**WHAT IS NEEDED**
Using the data below, gather each line that includes the word "taskbar".

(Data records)
* * * * *

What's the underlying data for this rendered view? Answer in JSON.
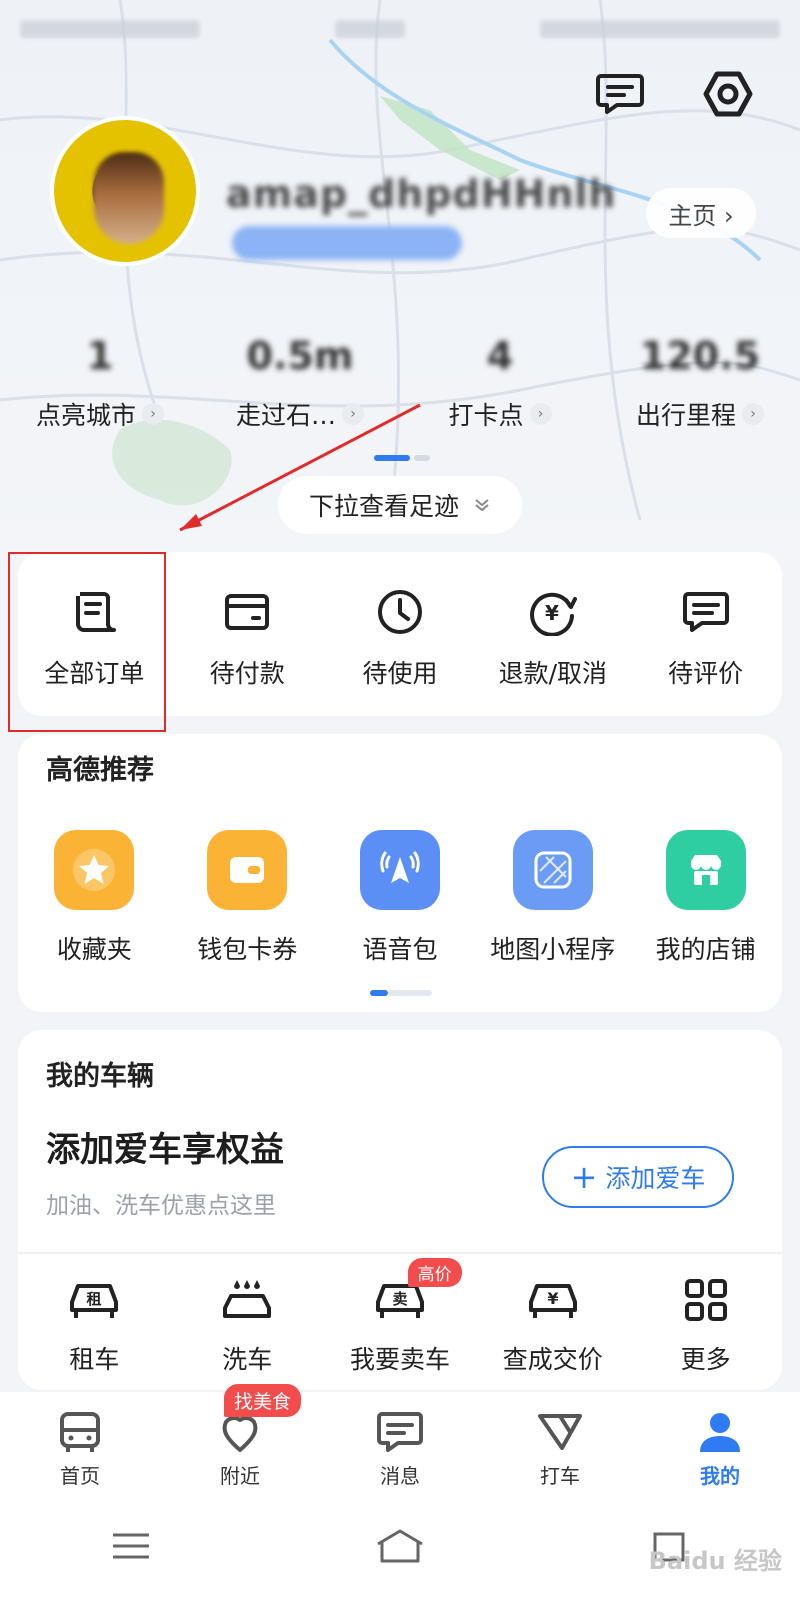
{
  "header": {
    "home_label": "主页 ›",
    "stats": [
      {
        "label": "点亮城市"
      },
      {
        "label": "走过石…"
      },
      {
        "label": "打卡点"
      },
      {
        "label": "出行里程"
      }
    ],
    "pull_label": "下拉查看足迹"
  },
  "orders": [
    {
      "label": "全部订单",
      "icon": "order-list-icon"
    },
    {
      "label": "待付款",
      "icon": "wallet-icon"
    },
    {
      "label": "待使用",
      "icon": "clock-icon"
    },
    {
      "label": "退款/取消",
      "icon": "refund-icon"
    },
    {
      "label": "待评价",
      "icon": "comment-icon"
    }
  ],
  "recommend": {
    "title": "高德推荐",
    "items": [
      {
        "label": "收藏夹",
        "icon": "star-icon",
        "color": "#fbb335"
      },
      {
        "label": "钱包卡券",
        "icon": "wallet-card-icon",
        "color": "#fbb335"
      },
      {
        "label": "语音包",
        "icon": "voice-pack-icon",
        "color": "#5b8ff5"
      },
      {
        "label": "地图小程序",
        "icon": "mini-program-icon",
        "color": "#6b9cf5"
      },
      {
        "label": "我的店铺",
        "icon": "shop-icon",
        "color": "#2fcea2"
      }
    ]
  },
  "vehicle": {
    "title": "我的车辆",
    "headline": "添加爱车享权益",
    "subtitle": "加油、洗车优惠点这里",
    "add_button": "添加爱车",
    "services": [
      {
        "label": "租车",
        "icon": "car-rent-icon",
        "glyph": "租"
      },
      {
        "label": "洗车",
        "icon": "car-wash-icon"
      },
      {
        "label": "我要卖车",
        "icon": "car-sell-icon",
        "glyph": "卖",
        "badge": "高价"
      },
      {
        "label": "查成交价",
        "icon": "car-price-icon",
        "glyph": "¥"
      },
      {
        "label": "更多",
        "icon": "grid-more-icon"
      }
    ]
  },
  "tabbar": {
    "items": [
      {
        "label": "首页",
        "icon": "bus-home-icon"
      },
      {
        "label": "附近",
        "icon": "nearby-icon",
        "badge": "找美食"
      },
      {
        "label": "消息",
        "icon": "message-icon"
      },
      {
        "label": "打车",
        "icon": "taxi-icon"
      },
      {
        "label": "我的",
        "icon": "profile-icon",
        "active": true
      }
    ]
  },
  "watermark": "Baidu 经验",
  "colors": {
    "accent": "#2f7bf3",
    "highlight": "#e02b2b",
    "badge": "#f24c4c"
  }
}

* * * * *

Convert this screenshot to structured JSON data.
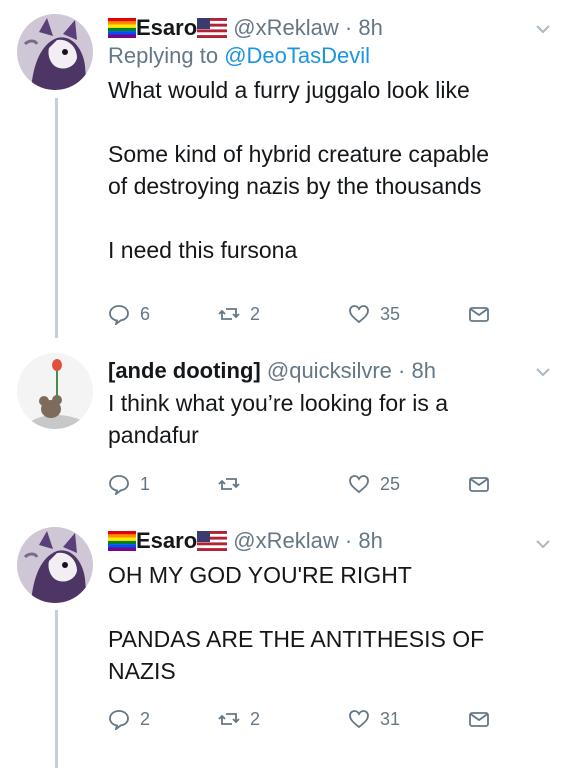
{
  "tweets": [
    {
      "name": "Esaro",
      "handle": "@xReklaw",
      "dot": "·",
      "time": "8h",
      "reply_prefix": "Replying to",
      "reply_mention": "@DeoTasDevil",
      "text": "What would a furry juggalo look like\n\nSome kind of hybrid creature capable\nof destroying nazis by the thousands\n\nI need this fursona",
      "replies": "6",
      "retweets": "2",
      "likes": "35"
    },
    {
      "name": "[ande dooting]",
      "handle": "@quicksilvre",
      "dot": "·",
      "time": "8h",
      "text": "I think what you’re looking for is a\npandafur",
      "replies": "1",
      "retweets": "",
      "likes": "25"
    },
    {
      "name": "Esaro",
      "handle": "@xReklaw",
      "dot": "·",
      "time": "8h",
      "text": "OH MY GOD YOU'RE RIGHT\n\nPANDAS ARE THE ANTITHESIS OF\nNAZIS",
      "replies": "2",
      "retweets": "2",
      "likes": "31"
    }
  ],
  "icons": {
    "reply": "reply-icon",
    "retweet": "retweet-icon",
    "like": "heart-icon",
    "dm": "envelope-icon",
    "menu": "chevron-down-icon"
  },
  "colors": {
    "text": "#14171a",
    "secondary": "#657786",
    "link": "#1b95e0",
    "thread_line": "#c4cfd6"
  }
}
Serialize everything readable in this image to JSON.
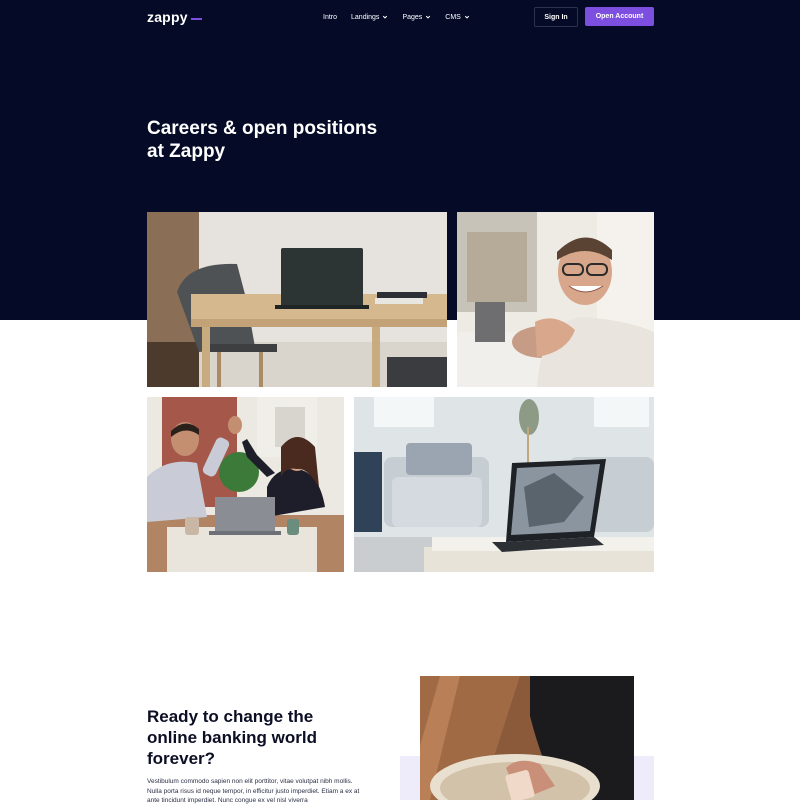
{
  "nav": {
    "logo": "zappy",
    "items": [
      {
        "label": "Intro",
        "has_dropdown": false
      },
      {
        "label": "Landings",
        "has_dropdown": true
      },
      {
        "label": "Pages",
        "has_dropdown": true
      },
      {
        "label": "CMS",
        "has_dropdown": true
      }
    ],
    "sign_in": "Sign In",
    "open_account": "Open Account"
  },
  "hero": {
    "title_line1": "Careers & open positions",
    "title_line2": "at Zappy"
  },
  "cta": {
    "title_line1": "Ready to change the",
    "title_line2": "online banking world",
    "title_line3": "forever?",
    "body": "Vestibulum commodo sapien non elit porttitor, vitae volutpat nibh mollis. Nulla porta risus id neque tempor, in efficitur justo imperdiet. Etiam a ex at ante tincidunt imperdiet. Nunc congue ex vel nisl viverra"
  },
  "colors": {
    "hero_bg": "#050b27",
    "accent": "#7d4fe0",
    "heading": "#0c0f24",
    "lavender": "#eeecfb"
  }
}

* * * * *

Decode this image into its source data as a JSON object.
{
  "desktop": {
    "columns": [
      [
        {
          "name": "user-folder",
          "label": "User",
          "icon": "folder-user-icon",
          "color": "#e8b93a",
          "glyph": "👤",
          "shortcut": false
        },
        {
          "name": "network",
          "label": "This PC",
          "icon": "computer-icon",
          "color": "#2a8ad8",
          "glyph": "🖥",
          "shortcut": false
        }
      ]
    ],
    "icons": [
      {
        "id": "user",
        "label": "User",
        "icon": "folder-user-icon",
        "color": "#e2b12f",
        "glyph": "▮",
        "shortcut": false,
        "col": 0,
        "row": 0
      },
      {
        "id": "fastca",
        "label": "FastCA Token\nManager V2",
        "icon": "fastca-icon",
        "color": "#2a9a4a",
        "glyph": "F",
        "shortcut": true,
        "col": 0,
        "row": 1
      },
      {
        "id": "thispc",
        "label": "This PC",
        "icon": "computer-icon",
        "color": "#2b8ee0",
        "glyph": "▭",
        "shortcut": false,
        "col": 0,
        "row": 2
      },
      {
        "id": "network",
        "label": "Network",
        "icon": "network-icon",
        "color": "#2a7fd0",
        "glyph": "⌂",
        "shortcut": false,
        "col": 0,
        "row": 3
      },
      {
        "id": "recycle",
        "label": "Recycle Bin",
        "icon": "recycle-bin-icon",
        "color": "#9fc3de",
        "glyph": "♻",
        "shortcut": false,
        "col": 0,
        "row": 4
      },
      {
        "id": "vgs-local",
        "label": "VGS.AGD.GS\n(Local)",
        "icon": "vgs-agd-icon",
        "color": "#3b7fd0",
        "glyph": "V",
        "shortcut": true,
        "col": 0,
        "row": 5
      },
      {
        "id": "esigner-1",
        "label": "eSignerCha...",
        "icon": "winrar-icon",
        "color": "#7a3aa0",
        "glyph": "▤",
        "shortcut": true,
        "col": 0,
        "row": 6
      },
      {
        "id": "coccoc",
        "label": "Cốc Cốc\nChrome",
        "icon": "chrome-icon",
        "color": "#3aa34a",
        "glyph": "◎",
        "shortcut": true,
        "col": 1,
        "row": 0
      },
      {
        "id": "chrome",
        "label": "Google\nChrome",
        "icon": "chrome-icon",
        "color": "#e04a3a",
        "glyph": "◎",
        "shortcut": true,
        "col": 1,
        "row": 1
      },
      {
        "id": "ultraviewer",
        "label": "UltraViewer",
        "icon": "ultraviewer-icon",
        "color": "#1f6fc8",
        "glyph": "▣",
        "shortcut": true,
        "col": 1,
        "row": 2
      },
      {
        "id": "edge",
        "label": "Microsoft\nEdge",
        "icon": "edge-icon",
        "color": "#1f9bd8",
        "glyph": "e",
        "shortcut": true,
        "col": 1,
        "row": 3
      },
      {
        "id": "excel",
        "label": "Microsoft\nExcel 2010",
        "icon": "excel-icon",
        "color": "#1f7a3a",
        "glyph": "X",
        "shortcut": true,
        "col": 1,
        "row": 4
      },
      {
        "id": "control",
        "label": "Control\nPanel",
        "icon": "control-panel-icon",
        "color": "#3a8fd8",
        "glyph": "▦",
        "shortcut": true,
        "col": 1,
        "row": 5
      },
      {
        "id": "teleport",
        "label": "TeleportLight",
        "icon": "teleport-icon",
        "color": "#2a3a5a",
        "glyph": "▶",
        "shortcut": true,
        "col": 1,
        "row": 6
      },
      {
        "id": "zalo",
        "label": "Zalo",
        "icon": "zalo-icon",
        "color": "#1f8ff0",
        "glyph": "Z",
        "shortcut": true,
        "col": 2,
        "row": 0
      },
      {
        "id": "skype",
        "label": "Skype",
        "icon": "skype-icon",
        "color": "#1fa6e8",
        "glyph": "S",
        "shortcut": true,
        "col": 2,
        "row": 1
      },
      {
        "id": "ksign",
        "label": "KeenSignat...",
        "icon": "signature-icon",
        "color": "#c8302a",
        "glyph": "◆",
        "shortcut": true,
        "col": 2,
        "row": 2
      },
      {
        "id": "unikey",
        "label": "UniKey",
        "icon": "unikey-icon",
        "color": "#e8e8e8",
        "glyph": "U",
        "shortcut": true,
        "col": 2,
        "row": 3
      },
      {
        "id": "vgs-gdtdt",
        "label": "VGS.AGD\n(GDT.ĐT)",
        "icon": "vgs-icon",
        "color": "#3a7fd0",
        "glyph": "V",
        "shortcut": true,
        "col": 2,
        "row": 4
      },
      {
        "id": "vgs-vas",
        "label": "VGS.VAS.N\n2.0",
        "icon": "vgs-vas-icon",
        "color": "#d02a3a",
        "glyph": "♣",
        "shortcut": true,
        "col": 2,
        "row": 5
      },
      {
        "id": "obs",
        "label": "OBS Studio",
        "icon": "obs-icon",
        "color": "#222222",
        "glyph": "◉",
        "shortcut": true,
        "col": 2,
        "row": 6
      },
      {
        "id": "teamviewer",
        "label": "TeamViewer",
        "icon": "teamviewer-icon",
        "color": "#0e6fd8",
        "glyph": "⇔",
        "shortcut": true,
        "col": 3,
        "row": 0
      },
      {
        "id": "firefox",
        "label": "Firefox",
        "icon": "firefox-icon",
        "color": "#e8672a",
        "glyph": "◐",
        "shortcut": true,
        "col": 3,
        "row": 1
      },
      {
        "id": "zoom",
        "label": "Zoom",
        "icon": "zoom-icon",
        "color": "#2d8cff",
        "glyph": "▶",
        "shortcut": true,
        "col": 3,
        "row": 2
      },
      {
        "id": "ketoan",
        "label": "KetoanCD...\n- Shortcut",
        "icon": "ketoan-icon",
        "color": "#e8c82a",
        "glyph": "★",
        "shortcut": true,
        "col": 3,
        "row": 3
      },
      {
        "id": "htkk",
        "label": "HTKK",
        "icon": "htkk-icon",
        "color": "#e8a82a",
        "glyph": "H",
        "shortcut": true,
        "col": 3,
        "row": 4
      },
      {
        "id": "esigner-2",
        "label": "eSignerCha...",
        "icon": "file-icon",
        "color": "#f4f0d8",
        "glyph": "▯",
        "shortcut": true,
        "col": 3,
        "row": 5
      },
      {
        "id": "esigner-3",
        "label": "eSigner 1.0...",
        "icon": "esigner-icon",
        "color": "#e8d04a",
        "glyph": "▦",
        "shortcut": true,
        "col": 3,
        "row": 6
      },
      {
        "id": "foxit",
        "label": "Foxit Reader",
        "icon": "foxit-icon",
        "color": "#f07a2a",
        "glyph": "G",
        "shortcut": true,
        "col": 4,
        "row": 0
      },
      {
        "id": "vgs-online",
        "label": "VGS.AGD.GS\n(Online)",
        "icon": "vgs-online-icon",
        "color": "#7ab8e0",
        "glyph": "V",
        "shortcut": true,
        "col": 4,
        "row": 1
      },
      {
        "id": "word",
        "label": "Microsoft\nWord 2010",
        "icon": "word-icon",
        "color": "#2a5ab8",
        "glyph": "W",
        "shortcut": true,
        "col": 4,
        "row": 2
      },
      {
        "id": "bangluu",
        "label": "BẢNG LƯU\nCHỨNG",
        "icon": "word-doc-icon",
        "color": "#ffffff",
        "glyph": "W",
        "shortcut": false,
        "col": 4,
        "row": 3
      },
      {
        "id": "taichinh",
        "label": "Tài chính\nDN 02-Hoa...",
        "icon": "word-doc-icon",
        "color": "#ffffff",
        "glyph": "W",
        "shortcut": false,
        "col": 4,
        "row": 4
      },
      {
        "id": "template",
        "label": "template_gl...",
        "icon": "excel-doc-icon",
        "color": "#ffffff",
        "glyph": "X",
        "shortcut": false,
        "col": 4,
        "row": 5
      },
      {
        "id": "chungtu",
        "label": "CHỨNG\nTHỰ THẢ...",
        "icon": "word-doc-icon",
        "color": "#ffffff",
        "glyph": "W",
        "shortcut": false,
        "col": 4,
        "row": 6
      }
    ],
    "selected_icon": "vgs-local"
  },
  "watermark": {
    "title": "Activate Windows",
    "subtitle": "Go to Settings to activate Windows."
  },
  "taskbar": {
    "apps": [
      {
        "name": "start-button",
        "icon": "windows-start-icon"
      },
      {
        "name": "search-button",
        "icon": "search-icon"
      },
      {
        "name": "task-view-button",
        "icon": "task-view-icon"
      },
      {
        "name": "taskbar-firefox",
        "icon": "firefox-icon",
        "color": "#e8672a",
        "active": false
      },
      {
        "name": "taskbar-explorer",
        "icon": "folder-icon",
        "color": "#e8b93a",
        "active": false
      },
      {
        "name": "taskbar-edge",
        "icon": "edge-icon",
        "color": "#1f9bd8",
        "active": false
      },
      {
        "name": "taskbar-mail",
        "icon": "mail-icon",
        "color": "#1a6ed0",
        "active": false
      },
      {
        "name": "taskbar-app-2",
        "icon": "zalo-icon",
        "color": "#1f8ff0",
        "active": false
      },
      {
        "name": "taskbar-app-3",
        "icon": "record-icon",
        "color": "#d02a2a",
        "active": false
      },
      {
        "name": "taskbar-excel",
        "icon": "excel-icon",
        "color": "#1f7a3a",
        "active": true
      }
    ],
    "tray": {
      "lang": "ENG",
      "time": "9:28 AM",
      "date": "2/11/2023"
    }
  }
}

* * * * *

**TASK SOLUTION**
  "taskbar": {
        "name": "taskbar-firefox",
        "name": "taskbar-explorer",
        "name": "taskbar-edge",
        "name": "taskbar-mail",
        "name": "taskbar-app-2",
        "name": "taskbar-app-3",
        "name": "taskbar-excel",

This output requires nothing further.